## GOAL
Pictures do not belong in your copy. Repeat all the other data exactly.

## EXTRACTED INFORMATION
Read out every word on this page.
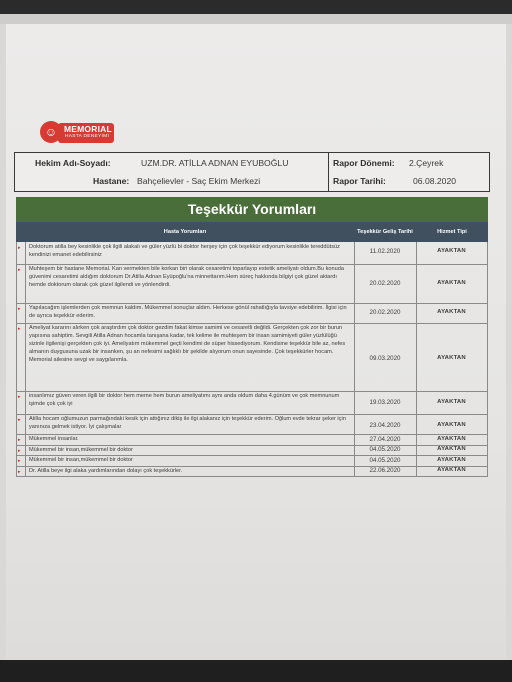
☺ MEMORIAL
HASTA DENEYİMİ
Hekim Adı-Soyadı:	UZM.DR. ATİLLA ADNAN EYUBOĞLU
Hastane: Bahçelievler - Saç Ekim Merkezi
Rapor Dönemi: 2.Çeyrek
Rapor Tarihi:	06.08.2020
Teşekkür Yorumları
Hasta Yorumları	Teşekkür Geliş Tarihi	Hizmet Tipi
▸ Doktorum atilla bey kesinlikle çok ilgili alakalı ve güler yüzlü bi doktor herşey için çok teşekkür ediyorum kesinlikle tereddütsüz kendinizi emanet edebilirsiniz	11.02.2020	AYAKTAN
▸ Muhteşem bir hastane Memorial. Kan vermekten bile korkan biri olarak cesaretimi toparlayıp estetik ameliyatı oldum.Bu konuda güvenimi cesaretimi aldığım doktorum Dr.Atilla Adnan Eyüpoğlu'na minnettarım.Hem süreç hakkında bilgiyi çok güzel aktardı hemde doktorum olarak çok güzel ilgilendi ve yönlendirdi.	20.02.2020	AYAKTAN
▸ Yapılacağım işlemlerden çok memnun kaldım. Mükemmel sonuçlar aldım. Herkese gönül rahatlığıyla tavsiye edebilirim. İlgisi için de ayrıca teşekkür ederim.	20.02.2020	AYAKTAN
▸ Ameliyat kararını alırken çok araştırdım çok doktor gezdim fakat kimse samimi ve cesaretli değildi. Gerçekten çok zor bir burun yapısına sahiptim. Sevgili Atilla Adnan hocamla tanışana kadar, tek kelime ile muhteşem bir insan samimiyeti güler yüzlülüğü sizinle ilgilenişi gerçekten çok iyi. Ameliyatım mükemmel geçti kendimi de süper hissediyorum. Kendisine teşekkür bile az, nefes almanın duygusuna uzak bir insanken, şu an nefesimi sağlıklı bir şekilde alıyorum onun sayesinde. Çok teşekkürler hocam. Memorial ailesine sevgi ve saygılarımla.	09.03.2020	AYAKTAN
▸ insanlımız güven veren ilgili bir doktor hem meme hem burun ameliyatımı aynı anda oldum daha 4.günüm ve çok memnunum işimde çok çok iyi	19.03.2020	AYAKTAN
▸ Atilla hocam oğlumuzun parmağındaki kesik için attığınız dikiş ile ilgi alakanız için teşekkür ederim. Oğlum evde tekrar şeker için yanınıza gelmek istiyor. İyi çalışmalar	23.04.2020	AYAKTAN
▸ Mükemmel insanlar.	27.04.2020	AYAKTAN
▸ Mükemmel bir insan,mükemmel bir doktor	04.05.2020	AYAKTAN
▸ Mükemmel bir insan,mükemmel bir doktor	04.05.2020	AYAKTAN
▸ Dr. Atilla beye ilgi alaka yardımlarından dolayı çok teşekkürler.	22.06.2020	AYAKTAN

## EXERCISE RESULT
Read out every word on this page.
☺ MEMORIAL
HASTA DENEYİMİ
Hekim Adı-Soyadı:	UZM.DR. ATİLLA ADNAN EYUBOĞLU
Hastane: Bahçelievler - Saç Ekim Merkezi
Rapor Dönemi: 2.Çeyrek
Rapor Tarihi:	06.08.2020
Teşekkür Yorumları
Hasta Yorumları	Teşekkür Geliş Tarihi	Hizmet Tipi
▸ Doktorum atilla bey kesinlikle çok ilgili alakalı ve güler yüzlü bi doktor herşey için çok teşekkür ediyorum kesinlikle tereddütsüz kendinizi emanet edebilirsiniz	11.02.2020	AYAKTAN
▸ Muhteşem bir hastane Memorial. Kan vermekten bile korkan biri olarak cesaretimi toparlayıp estetik ameliyatı oldum.Bu konuda güvenimi cesaretimi aldığım doktorum Dr.Atilla Adnan Eyüpoğlu'na minnettarım.Hem süreç hakkında bilgiyi çok güzel aktardı hemde doktorum olarak çok güzel ilgilendi ve yönlendirdi.	20.02.2020	AYAKTAN
▸ Yapılacağım işlemlerden çok memnun kaldım. Mükemmel sonuçlar aldım. Herkese gönül rahatlığıyla tavsiye edebilirim. İlgisi için de ayrıca teşekkür ederim.	20.02.2020	AYAKTAN
▸ Ameliyat kararını alırken çok araştırdım çok doktor gezdim fakat kimse samimi ve cesaretli değildi. Gerçekten çok zor bir burun yapısına sahiptim. Sevgili Atilla Adnan hocamla tanışana kadar, tek kelime ile muhteşem bir insan samimiyeti güler yüzlülüğü sizinle ilgilenişi gerçekten çok iyi. Ameliyatım mükemmel geçti kendimi de süper hissediyorum. Kendisine teşekkür bile az, nefes almanın duygusuna uzak bir insanken, şu an nefesimi sağlıklı bir şekilde alıyorum onun sayesinde. Çok teşekkürler hocam. Memorial ailesine sevgi ve saygılarımla.	09.03.2020	AYAKTAN
▸ insanlımız güven veren ilgili bir doktor hem meme hem burun ameliyatımı aynı anda oldum daha 4.günüm ve çok memnunum işimde çok çok iyi	19.03.2020	AYAKTAN
▸ Atilla hocam oğlumuzun parmağındaki kesik için attığınız dikiş ile ilgi alakanız için teşekkür ederim. Oğlum evde tekrar şeker için yanınıza gelmek istiyor. İyi çalışmalar	23.04.2020	AYAKTAN
▸ Mükemmel insanlar.	27.04.2020	AYAKTAN
▸ Mükemmel bir insan,mükemmel bir doktor	04.05.2020	AYAKTAN
▸ Mükemmel bir insan,mükemmel bir doktor	04.05.2020	AYAKTAN
▸ Dr. Atilla beye ilgi alaka yardımlarından dolayı çok teşekkürler.	22.06.2020	AYAKTAN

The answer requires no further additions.